==== ENTRIES
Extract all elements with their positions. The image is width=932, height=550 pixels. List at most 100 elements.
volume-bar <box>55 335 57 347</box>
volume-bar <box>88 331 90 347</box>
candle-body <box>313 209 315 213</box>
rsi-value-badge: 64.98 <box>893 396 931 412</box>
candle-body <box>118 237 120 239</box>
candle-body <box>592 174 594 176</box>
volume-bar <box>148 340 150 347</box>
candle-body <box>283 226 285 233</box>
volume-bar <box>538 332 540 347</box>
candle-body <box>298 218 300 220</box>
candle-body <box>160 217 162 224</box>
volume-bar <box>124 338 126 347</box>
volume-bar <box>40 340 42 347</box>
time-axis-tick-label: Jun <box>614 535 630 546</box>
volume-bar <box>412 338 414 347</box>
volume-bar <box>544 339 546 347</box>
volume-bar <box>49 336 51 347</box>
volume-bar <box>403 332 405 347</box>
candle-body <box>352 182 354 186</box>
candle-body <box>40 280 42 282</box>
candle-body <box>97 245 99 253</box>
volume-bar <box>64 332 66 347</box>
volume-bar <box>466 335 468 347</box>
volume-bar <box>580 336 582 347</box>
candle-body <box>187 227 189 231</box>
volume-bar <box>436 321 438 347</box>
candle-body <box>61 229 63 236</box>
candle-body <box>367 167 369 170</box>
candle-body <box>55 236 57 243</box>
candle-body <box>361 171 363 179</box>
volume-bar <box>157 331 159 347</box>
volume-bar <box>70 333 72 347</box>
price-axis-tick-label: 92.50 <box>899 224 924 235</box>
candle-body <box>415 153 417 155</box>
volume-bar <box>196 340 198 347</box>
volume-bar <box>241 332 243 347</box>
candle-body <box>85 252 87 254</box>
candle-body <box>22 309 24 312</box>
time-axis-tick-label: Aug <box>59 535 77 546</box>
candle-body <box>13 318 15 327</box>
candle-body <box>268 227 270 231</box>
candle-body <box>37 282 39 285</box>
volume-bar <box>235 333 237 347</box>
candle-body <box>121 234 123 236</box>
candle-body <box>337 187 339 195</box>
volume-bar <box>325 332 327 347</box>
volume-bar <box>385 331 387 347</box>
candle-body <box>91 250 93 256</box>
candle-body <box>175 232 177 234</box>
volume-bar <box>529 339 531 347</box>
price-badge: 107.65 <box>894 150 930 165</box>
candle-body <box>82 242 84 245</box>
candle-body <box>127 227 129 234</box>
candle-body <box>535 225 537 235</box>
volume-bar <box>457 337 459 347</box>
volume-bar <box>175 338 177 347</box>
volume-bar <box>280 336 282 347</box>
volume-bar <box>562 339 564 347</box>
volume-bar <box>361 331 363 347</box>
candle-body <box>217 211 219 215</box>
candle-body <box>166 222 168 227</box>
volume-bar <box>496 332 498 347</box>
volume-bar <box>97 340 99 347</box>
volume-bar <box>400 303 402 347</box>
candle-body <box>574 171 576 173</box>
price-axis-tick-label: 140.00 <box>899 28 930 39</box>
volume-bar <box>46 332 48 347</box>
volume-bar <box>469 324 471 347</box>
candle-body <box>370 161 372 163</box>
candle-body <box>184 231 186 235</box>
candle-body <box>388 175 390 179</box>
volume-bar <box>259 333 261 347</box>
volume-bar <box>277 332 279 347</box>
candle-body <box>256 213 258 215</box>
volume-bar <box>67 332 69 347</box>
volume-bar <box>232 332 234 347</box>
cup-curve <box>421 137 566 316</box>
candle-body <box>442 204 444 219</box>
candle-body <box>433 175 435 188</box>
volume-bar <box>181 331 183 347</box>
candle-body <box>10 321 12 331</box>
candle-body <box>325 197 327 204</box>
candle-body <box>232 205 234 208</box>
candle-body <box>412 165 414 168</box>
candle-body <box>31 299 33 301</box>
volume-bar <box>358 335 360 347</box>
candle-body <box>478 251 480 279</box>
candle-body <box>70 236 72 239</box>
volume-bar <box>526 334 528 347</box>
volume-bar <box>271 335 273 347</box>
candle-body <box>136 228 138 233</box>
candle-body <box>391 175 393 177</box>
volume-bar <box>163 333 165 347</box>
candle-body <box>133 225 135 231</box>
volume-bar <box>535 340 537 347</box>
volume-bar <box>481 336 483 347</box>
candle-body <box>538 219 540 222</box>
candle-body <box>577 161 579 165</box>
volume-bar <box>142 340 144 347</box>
========
◆ **YOUR TASK**
Tally the lines in the data above that contain the string "axis", and reply with that number alone.

◆ **THE REPLY**
4